— Your objective —
Extract all lines that hold "целях" from the records below.

— The data —
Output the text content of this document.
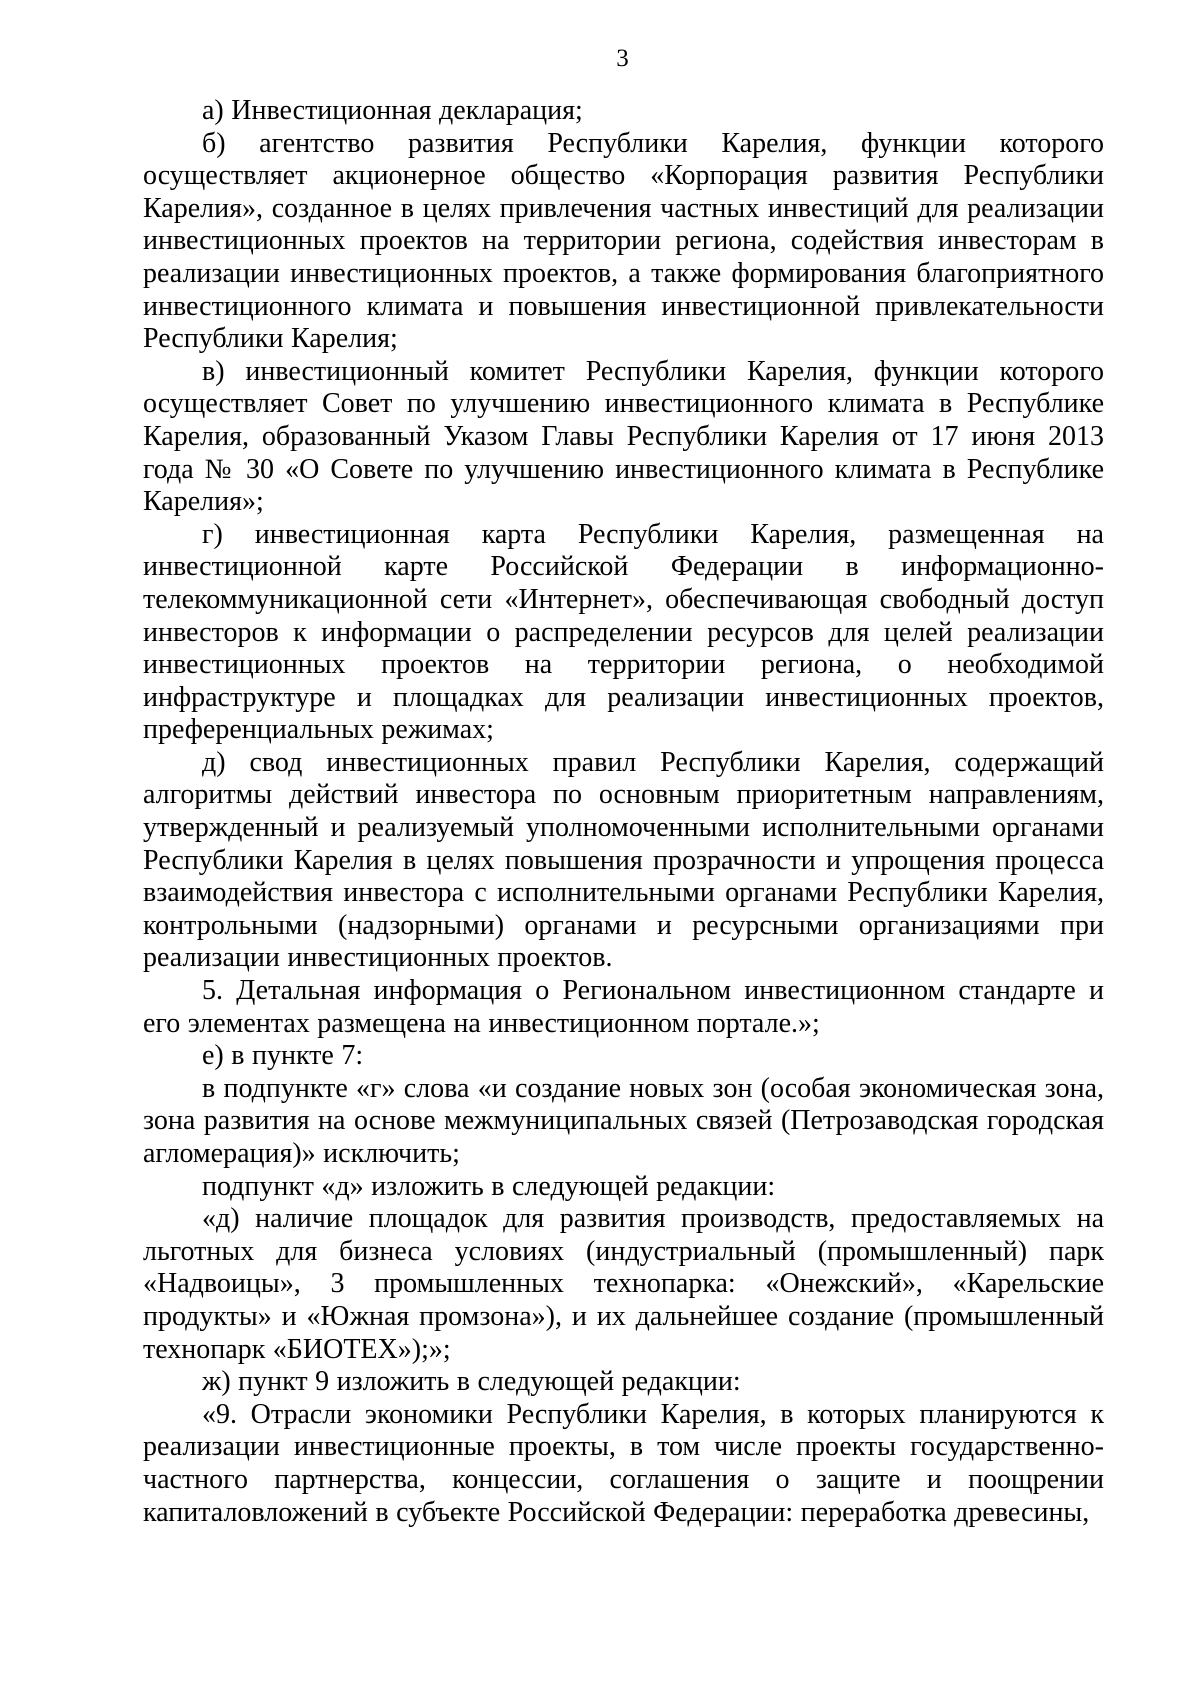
3

а) Инвестиционная декларация;

б) агентство развития Республики Карелия, функции которого осуществляет акционерное общество «Корпорация развития Республики Карелия», созданное в целях привлечения частных инвестиций для реализации инвестиционных проектов на территории региона, содействия инвесторам в реализации инвестиционных проектов, а также формирования благоприятного инвестиционного климата и повышения инвестиционной привлекательности Республики Карелия;

в) инвестиционный комитет Республики Карелия, функции которого осуществляет Совет по улучшению инвестиционного климата в Республике Карелия, образованный Указом Главы Республики Карелия от 17 июня 2013 года № 30 «О Совете по улучшению инвестиционного климата в Республике Карелия»;

г) инвестиционная карта Республики Карелия, размещенная на инвестиционной карте Российской Федерации в информационно-телекоммуникационной сети «Интернет», обеспечивающая свободный доступ инвесторов к информации о распределении ресурсов для целей реализации инвестиционных проектов на территории региона, о необходимой инфраструктуре и площадках для реализации инвестиционных проектов, преференциальных режимах;

д) свод инвестиционных правил Республики Карелия, содержащий алгоритмы действий инвестора по основным приоритетным направлениям, утвержденный и реализуемый уполномоченными исполнительными органами Республики Карелия в целях повышения прозрачности и упрощения процесса взаимодействия инвестора с исполнительными органами Республики Карелия, контрольными (надзорными) органами и ресурсными организациями при реализации инвестиционных проектов.

5. Детальная информация о Региональном инвестиционном стандарте и его элементах размещена на инвестиционном портале.»;

е) в пункте 7:

в подпункте «г» слова «и создание новых зон (особая экономическая зона, зона развития на основе межмуниципальных связей (Петрозаводская городская агломерация)» исключить;

подпункт «д» изложить в следующей редакции:

«д) наличие площадок для развития производств, предоставляемых на льготных для бизнеса условиях (индустриальный (промышленный) парк «Надвоицы», 3 промышленных технопарка: «Онежский», «Карельские продукты» и «Южная промзона»), и их дальнейшее создание (промышленный технопарк «БИОТЕХ»);»;

ж) пункт 9 изложить в следующей редакции:

«9. Отрасли экономики Республики Карелия, в которых планируются к реализации инвестиционные проекты, в том числе проекты государственно-частного партнерства, концессии, соглашения о защите и поощрении капиталовложений в субъекте Российской Федерации: переработка древесины,
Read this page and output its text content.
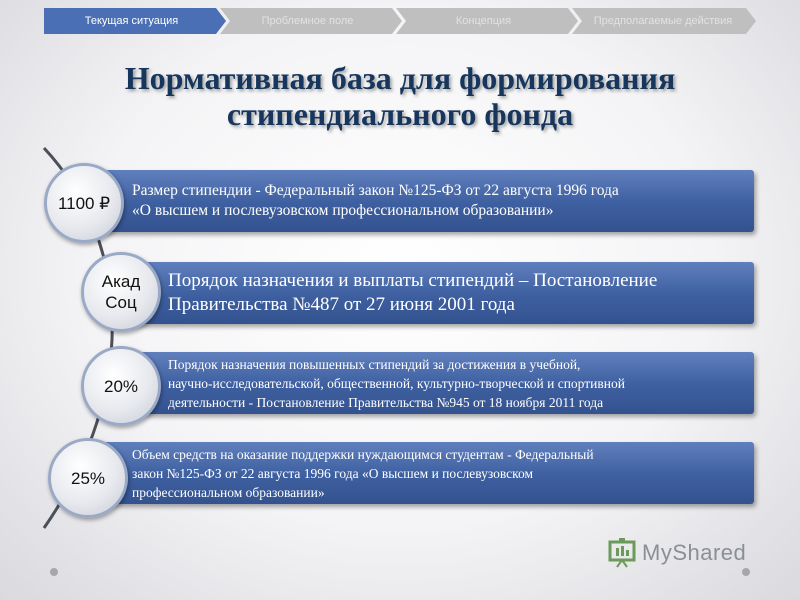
Текущая ситуация	Проблемное поле	Концепция	Предполагаемые действия
Нормативная база для формирования
стипендиального фонда
Размер стипендии - Федеральный закон №125-ФЗ от 22 августа 1996 года
«О высшем и послевузовском профессиональном образовании»
Порядок назначения и выплаты стипендий – Постановление
Правительства №487 от 27 июня 2001 года
Порядок назначения повышенных стипендий за достижения в учебной,
научно-исследовательской, общественной, культурно-творческой и спортивной
деятельности - Постановление Правительства №945 от 18 ноября 2011 года
Объем средств на оказание поддержки нуждающимся студентам - Федеральный
закон №125-ФЗ от 22 августа 1996 года «О высшем и послевузовском
профессиональном образовании»
1100 ₽
Акад
Соц
20%
25%
MyShared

— Output of the task —
б) агентство развития Республики Карелия, функции которого осуществляет акционерное общество «Корпорация развития Республики Карелия», созданное в целях привлечения частных инвестиций для реализации инвестиционных проектов на территории региона, содействия инвесторам в реализации инвестиционных проектов, а также формирования благоприятного инвестиционного климата и повышения инвестиционной привлекательности Республики Карелия;
д) свод инвестиционных правил Республики Карелия, содержащий алгоритмы действий инвестора по основным приоритетным направлениям, утвержденный и реализуемый уполномоченными исполнительными органами Республики Карелия в целях повышения прозрачности и упрощения процесса взаимодействия инвестора с исполнительными органами Республики Карелия, контрольными (надзорными) органами и ресурсными организациями при реализации инвестиционных проектов.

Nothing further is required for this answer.